## Entries supplied:

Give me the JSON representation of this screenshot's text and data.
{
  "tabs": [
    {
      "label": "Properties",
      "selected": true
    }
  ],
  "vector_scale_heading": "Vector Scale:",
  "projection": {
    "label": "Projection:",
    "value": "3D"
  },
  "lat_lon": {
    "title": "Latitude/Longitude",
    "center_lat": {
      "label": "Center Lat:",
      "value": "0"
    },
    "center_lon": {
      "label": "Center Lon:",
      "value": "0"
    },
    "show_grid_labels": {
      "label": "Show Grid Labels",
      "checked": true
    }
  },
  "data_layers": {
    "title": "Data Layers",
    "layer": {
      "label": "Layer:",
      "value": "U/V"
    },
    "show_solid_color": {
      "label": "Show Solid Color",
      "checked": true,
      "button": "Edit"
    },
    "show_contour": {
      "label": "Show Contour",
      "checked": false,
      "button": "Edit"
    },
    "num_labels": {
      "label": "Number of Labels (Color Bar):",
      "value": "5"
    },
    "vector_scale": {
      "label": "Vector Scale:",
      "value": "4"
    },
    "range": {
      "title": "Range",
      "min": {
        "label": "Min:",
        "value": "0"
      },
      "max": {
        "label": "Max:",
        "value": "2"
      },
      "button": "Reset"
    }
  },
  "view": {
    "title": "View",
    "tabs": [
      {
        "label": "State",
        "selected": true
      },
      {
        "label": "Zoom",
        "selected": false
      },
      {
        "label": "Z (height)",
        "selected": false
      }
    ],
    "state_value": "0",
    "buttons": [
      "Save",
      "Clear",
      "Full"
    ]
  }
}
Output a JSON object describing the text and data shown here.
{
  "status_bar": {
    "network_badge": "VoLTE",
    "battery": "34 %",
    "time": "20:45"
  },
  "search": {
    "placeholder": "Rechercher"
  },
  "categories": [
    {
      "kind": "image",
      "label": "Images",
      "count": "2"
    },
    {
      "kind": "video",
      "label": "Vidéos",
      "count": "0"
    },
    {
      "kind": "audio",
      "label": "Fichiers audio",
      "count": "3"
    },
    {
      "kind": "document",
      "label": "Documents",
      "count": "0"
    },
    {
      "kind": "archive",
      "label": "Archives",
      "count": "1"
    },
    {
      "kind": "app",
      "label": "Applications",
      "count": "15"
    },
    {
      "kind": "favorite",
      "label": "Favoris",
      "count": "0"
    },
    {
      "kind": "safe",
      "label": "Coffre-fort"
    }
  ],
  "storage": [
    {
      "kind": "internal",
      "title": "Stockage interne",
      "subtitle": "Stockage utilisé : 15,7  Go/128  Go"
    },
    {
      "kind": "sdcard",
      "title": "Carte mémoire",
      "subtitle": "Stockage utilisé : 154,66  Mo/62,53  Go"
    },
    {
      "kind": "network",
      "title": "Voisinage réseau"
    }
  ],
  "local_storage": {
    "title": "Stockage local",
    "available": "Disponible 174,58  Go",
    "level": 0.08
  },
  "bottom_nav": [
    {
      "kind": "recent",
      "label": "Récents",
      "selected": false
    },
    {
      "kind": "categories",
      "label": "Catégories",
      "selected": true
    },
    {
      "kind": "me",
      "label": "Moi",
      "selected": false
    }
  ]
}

## Task description:
Report the count of lines in the entries that contain the string "JSON", and nothing besides it.

## Exercise response:
2